-------- EXERCISE DATA --------

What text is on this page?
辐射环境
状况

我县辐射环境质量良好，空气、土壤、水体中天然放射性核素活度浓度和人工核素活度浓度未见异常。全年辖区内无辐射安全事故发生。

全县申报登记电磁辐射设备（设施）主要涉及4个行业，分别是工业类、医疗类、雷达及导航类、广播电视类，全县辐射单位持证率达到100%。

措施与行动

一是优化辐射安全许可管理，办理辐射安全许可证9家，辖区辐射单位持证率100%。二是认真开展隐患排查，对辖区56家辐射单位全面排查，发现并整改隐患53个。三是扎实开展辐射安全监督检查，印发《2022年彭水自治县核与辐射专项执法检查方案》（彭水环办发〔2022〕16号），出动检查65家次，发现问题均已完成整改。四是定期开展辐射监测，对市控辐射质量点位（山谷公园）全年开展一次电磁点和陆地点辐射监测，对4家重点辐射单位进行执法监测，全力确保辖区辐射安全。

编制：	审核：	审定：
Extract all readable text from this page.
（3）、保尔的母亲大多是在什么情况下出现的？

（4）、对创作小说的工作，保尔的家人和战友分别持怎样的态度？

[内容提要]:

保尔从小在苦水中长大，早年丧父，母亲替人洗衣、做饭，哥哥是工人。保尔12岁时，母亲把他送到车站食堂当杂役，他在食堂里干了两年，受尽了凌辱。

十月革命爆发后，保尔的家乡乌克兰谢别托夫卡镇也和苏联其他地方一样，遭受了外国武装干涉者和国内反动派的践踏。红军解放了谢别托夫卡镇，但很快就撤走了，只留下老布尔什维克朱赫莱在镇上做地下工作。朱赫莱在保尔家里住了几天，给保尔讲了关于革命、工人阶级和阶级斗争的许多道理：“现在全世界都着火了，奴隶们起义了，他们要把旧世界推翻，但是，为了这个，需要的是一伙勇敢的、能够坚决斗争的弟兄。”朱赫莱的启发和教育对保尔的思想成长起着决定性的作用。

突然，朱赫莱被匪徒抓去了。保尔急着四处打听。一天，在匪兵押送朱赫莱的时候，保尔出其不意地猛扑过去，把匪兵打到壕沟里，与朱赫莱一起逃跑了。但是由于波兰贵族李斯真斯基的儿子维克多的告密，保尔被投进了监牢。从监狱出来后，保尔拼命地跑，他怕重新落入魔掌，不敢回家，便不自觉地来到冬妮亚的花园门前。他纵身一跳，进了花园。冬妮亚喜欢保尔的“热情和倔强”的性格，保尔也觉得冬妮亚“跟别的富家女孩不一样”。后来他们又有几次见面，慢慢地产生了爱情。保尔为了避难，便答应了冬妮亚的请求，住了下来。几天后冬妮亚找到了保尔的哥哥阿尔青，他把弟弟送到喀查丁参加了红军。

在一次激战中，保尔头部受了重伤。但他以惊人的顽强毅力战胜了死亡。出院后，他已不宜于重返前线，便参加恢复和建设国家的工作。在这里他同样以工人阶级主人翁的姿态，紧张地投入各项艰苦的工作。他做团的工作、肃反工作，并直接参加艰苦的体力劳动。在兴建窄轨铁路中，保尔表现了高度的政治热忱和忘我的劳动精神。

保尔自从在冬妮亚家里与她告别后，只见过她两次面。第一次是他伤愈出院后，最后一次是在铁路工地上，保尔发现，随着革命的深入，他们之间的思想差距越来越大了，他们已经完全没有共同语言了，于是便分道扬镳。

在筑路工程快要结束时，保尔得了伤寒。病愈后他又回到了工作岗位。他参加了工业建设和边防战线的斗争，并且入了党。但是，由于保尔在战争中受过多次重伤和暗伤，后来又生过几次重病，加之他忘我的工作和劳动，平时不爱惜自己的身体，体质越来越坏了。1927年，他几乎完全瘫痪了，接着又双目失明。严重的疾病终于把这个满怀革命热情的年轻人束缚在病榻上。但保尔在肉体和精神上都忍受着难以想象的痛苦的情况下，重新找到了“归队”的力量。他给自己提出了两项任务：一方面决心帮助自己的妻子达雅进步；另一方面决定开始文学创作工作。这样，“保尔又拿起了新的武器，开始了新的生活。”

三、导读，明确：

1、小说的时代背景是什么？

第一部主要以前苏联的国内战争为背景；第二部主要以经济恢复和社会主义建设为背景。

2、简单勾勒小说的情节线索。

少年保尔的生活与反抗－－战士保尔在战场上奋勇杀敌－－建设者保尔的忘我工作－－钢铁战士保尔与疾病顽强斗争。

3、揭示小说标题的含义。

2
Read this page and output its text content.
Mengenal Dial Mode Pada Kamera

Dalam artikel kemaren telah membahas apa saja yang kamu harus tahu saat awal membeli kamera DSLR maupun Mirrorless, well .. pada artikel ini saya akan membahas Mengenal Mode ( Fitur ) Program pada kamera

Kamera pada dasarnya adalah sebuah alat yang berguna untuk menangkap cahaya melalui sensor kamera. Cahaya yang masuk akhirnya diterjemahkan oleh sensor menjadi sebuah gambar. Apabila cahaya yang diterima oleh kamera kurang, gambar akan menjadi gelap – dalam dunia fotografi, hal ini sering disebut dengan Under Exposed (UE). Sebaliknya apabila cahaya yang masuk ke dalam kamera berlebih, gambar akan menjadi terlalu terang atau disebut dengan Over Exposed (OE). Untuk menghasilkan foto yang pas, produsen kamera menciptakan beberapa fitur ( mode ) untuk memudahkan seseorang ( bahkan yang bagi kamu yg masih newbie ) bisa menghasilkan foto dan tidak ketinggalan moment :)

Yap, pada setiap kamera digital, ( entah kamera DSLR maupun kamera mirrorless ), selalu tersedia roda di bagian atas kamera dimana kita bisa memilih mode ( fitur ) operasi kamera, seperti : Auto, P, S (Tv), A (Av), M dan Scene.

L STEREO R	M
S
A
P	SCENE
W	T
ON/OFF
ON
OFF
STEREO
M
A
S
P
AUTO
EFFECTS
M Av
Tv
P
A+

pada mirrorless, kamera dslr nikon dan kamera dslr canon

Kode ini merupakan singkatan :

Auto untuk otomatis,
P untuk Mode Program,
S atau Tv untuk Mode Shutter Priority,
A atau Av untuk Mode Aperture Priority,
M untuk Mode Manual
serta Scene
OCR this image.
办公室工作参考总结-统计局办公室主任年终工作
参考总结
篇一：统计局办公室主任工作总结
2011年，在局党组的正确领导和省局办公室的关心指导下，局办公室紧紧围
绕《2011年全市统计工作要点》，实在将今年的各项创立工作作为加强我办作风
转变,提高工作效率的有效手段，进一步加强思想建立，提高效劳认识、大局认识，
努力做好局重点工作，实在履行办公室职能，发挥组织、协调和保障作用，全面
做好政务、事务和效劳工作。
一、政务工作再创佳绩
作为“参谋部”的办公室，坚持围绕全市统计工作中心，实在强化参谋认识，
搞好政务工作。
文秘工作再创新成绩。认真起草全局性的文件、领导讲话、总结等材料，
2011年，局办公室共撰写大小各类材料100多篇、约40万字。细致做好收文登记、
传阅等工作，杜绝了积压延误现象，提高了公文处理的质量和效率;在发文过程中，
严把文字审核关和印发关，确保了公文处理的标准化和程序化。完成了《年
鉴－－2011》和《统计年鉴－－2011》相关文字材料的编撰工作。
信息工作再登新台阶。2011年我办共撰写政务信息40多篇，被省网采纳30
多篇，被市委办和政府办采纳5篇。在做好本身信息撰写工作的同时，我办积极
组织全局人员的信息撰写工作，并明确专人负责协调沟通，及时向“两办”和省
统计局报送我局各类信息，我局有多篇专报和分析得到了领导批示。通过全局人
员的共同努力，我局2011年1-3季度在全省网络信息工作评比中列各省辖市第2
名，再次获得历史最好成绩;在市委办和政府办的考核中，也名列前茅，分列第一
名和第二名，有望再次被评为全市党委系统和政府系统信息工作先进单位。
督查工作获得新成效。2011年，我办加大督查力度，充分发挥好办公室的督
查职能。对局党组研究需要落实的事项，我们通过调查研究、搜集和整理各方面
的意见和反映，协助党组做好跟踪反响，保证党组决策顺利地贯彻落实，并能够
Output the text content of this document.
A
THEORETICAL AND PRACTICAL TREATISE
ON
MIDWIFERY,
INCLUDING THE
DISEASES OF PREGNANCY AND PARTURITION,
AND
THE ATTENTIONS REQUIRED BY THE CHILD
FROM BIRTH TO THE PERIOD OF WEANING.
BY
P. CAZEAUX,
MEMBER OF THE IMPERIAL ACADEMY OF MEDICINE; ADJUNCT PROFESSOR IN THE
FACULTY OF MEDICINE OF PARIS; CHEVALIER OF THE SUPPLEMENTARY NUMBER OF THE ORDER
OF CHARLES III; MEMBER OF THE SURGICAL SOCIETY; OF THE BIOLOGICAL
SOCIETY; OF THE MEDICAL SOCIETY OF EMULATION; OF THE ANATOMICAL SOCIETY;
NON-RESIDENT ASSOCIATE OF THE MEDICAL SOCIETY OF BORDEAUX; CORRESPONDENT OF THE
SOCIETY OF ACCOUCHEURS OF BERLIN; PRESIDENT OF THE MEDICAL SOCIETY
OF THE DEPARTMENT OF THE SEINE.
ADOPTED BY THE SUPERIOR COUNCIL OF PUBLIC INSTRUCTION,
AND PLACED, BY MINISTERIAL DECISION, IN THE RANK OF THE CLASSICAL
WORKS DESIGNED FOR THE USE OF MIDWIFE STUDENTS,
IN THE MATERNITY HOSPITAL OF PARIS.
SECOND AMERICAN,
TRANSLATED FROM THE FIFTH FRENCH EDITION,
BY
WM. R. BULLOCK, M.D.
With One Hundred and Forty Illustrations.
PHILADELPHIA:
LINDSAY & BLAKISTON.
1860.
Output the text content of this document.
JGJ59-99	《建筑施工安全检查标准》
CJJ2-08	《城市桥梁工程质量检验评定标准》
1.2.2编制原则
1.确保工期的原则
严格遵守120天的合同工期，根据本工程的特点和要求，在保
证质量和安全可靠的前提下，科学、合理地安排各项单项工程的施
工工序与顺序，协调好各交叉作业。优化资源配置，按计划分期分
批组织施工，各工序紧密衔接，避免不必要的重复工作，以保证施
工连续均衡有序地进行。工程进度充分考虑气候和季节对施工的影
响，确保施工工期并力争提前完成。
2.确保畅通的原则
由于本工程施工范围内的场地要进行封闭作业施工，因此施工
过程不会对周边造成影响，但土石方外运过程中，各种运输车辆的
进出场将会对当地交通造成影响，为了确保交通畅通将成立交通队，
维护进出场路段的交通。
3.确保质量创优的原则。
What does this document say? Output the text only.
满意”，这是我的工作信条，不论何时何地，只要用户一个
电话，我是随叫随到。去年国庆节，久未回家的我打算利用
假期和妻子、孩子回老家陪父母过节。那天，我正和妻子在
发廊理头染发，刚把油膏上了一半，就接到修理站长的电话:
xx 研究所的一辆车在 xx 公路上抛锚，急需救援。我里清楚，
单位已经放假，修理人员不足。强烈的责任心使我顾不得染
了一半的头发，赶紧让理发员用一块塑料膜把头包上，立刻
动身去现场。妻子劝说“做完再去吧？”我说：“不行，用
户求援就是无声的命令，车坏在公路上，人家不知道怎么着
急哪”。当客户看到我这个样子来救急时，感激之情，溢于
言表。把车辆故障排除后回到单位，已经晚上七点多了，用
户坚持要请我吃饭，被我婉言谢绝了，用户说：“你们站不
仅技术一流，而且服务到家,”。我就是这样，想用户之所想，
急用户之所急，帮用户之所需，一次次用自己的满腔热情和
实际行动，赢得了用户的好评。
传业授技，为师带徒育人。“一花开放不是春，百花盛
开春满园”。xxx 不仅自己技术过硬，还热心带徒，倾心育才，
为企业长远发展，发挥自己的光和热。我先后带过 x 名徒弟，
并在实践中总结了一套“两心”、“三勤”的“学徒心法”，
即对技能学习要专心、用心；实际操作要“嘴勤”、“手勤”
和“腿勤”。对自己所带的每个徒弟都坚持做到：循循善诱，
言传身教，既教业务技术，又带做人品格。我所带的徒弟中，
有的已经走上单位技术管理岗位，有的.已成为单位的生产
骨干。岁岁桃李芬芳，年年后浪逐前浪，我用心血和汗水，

--------

TASK OBJECTIVE.
Locate the line that contains "What does this". Repeat it and every line after it, up to and including the final line, exactly.

THE OUTPUT.
What does this document say? Output the text only.
满意”，这是我的工作信条，不论何时何地，只要用户一个
电话，我是随叫随到。去年国庆节，久未回家的我打算利用
假期和妻子、孩子回老家陪父母过节。那天，我正和妻子在
发廊理头染发，刚把油膏上了一半，就接到修理站长的电话:
xx 研究所的一辆车在 xx 公路上抛锚，急需救援。我里清楚，
单位已经放假，修理人员不足。强烈的责任心使我顾不得染
了一半的头发，赶紧让理发员用一块塑料膜把头包上，立刻
动身去现场。妻子劝说“做完再去吧？”我说：“不行，用
户求援就是无声的命令，车坏在公路上，人家不知道怎么着
急哪”。当客户看到我这个样子来救急时，感激之情，溢于
言表。把车辆故障排除后回到单位，已经晚上七点多了，用
户坚持要请我吃饭，被我婉言谢绝了，用户说：“你们站不
仅技术一流，而且服务到家,”。我就是这样，想用户之所想，
急用户之所急，帮用户之所需，一次次用自己的满腔热情和
实际行动，赢得了用户的好评。
传业授技，为师带徒育人。“一花开放不是春，百花盛
开春满园”。xxx 不仅自己技术过硬，还热心带徒，倾心育才，
为企业长远发展，发挥自己的光和热。我先后带过 x 名徒弟，
并在实践中总结了一套“两心”、“三勤”的“学徒心法”，
即对技能学习要专心、用心；实际操作要“嘴勤”、“手勤”
和“腿勤”。对自己所带的每个徒弟都坚持做到：循循善诱，
言传身教，既教业务技术，又带做人品格。我所带的徒弟中，
有的已经走上单位技术管理岗位，有的.已成为单位的生产
骨干。岁岁桃李芬芳，年年后浪逐前浪，我用心血和汗水，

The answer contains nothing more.